Stored data entries:
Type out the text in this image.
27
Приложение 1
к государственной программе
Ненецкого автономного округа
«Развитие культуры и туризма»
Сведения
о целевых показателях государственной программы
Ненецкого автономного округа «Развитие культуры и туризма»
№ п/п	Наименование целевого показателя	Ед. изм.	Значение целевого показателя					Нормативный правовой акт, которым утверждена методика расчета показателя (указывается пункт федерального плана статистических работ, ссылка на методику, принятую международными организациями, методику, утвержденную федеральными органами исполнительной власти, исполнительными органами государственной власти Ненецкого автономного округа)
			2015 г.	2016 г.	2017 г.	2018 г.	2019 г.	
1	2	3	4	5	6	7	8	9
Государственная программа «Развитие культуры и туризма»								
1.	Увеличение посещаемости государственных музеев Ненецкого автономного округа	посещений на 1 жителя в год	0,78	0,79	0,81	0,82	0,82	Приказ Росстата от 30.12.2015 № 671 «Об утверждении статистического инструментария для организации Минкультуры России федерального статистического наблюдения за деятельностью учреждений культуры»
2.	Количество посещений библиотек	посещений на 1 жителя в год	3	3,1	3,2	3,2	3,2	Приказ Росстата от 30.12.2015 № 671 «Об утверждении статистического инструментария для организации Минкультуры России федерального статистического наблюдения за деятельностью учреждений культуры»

* * *

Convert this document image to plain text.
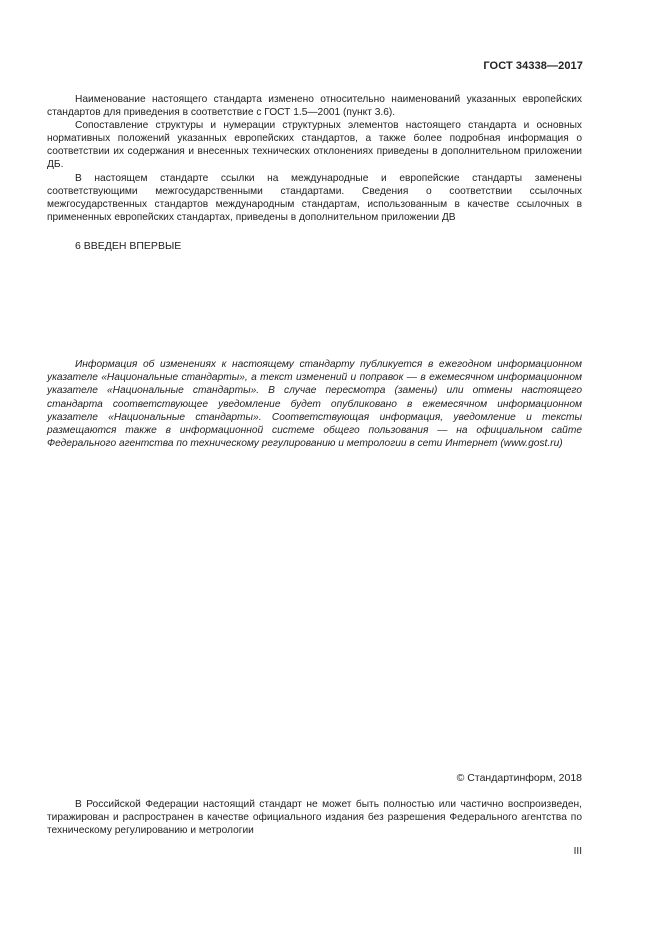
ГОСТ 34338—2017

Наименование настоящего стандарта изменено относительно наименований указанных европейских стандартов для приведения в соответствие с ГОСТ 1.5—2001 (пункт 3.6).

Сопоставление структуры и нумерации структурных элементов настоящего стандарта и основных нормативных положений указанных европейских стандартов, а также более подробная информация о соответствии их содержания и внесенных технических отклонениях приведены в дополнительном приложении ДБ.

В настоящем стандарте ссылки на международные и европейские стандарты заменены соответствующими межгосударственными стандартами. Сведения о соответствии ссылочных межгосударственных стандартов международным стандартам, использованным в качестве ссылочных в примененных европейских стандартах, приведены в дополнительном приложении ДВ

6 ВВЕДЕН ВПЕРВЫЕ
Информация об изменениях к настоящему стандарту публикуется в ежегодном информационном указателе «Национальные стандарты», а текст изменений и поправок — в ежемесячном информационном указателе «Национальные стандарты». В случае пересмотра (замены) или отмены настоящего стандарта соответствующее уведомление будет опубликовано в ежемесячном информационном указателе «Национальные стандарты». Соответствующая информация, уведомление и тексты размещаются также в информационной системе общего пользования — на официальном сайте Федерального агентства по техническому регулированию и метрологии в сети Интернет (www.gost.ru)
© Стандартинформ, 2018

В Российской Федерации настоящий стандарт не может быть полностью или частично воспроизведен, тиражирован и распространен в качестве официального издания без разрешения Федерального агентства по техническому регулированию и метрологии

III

(REQUEST) From the entries above, pull out each line that includes "приведены".

(RESULT OF THIS EXERCISE)
Сопоставление структуры и нумерации структурных элементов настоящего стандарта и основных нормативных положений указанных европейских стандартов, а также более подробная информация о соответствии их содержания и внесенных технических отклонениях приведены в дополнительном приложении ДБ.
В настоящем стандарте ссылки на международные и европейские стандарты заменены соответствующими межгосударственными стандартами. Сведения о соответствии ссылочных межгосударственных стандартов международным стандартам, использованным в качестве ссылочных в примененных европейских стандартах, приведены в дополнительном приложении ДВ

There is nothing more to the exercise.